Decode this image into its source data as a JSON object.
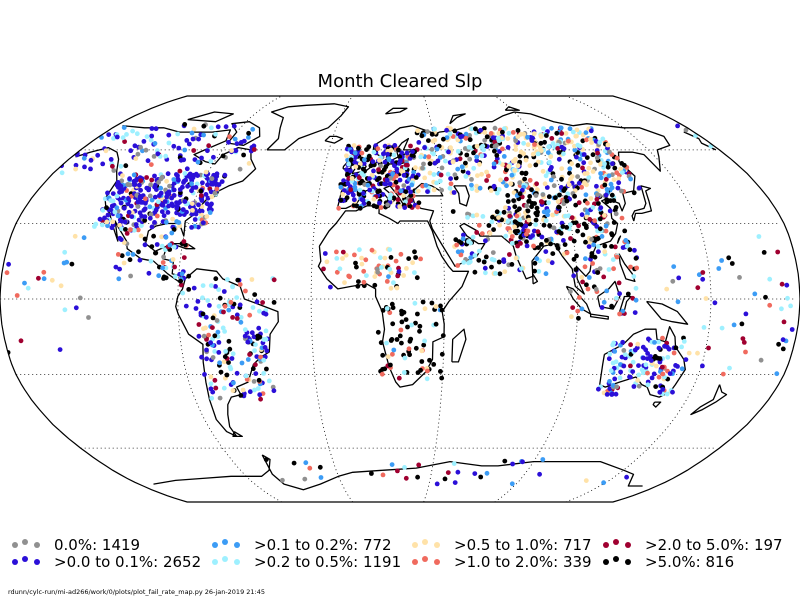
{
  "title": "Month Cleared Slp",
  "legend": [
    {
      "label": "0.0%: 1419",
      "color": "#909090"
    },
    {
      "label": ">0.0 to 0.1%: 2652",
      "color": "#2b0fd8"
    },
    {
      "label": ">0.1 to 0.2%: 772",
      "color": "#3c9cf5"
    },
    {
      "label": ">0.2 to 0.5%: 1191",
      "color": "#9ef0ff"
    },
    {
      "label": ">0.5 to 1.0%: 717",
      "color": "#ffe2a8"
    },
    {
      "label": ">1.0 to 2.0%: 339",
      "color": "#f06a5e"
    },
    {
      "label": ">2.0 to 5.0%: 197",
      "color": "#a00030"
    },
    {
      "label": ">5.0%: 816",
      "color": "#000000"
    }
  ],
  "footer": "rdunn/cylc-run/mi-ad266/work/0/plots/plot_fail_rate_map.py   26-jan-2019 21:45"
}
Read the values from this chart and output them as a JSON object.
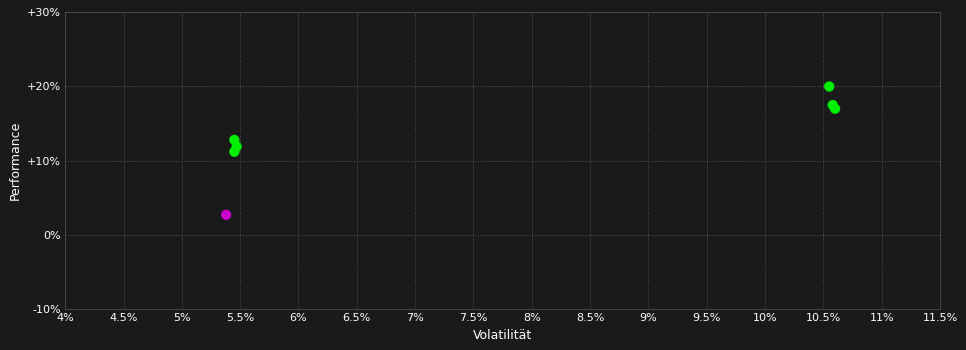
{
  "background_color": "#1a1a1a",
  "plot_bg_color": "#1a1a1a",
  "grid_color": "#555555",
  "text_color": "#ffffff",
  "xlabel": "Volatilität",
  "ylabel": "Performance",
  "xlim": [
    0.04,
    0.115
  ],
  "ylim": [
    -0.1,
    0.3
  ],
  "xticks": [
    0.04,
    0.045,
    0.05,
    0.055,
    0.06,
    0.065,
    0.07,
    0.075,
    0.08,
    0.085,
    0.09,
    0.095,
    0.1,
    0.105,
    0.11,
    0.115
  ],
  "yticks": [
    -0.1,
    0.0,
    0.1,
    0.2,
    0.3
  ],
  "ytick_labels": [
    "-10%",
    "0%",
    "+10%",
    "+20%",
    "+30%"
  ],
  "xtick_labels": [
    "4%",
    "4.5%",
    "5%",
    "5.5%",
    "6%",
    "6.5%",
    "7%",
    "7.5%",
    "8%",
    "8.5%",
    "9%",
    "9.5%",
    "10%",
    "10.5%",
    "11%",
    "11.5%"
  ],
  "points_green": [
    [
      0.0545,
      0.128
    ],
    [
      0.0547,
      0.119
    ],
    [
      0.0545,
      0.112
    ],
    [
      0.1055,
      0.2
    ],
    [
      0.1058,
      0.175
    ],
    [
      0.106,
      0.17
    ]
  ],
  "points_magenta": [
    [
      0.0538,
      0.027
    ]
  ],
  "green_color": "#00ee00",
  "magenta_color": "#cc00cc",
  "marker_size": 55,
  "font_size_ticks": 8,
  "font_size_labels": 9
}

## WHAT THE TASK ASKS
Output all the records, word for word, with no pictures in the copy.

## OUTPUT
Decode this image into its source data as a JSON object.
{
  "title": "Month Cleared Slp",
  "legend": [
    {
      "label": "0.0%: 1419",
      "color": "#909090"
    },
    {
      "label": ">0.0 to 0.1%: 2652",
      "color": "#2b0fd8"
    },
    {
      "label": ">0.1 to 0.2%: 772",
      "color": "#3c9cf5"
    },
    {
      "label": ">0.2 to 0.5%: 1191",
      "color": "#9ef0ff"
    },
    {
      "label": ">0.5 to 1.0%: 717",
      "color": "#ffe2a8"
    },
    {
      "label": ">1.0 to 2.0%: 339",
      "color": "#f06a5e"
    },
    {
      "label": ">2.0 to 5.0%: 197",
      "color": "#a00030"
    },
    {
      "label": ">5.0%: 816",
      "color": "#000000"
    }
  ],
  "footer": "rdunn/cylc-run/mi-ad266/work/0/plots/plot_fail_rate_map.py   26-jan-2019 21:45"
}
Read the values from this chart and output them as a JSON object.
{
  "background_color": "#1a1a1a",
  "plot_bg_color": "#1a1a1a",
  "grid_color": "#555555",
  "text_color": "#ffffff",
  "xlabel": "Volatilität",
  "ylabel": "Performance",
  "xlim": [
    0.04,
    0.115
  ],
  "ylim": [
    -0.1,
    0.3
  ],
  "xticks": [
    0.04,
    0.045,
    0.05,
    0.055,
    0.06,
    0.065,
    0.07,
    0.075,
    0.08,
    0.085,
    0.09,
    0.095,
    0.1,
    0.105,
    0.11,
    0.115
  ],
  "yticks": [
    -0.1,
    0.0,
    0.1,
    0.2,
    0.3
  ],
  "ytick_labels": [
    "-10%",
    "0%",
    "+10%",
    "+20%",
    "+30%"
  ],
  "xtick_labels": [
    "4%",
    "4.5%",
    "5%",
    "5.5%",
    "6%",
    "6.5%",
    "7%",
    "7.5%",
    "8%",
    "8.5%",
    "9%",
    "9.5%",
    "10%",
    "10.5%",
    "11%",
    "11.5%"
  ],
  "points_green": [
    [
      0.0545,
      0.128
    ],
    [
      0.0547,
      0.119
    ],
    [
      0.0545,
      0.112
    ],
    [
      0.1055,
      0.2
    ],
    [
      0.1058,
      0.175
    ],
    [
      0.106,
      0.17
    ]
  ],
  "points_magenta": [
    [
      0.0538,
      0.027
    ]
  ],
  "green_color": "#00ee00",
  "magenta_color": "#cc00cc",
  "marker_size": 55,
  "font_size_ticks": 8,
  "font_size_labels": 9
}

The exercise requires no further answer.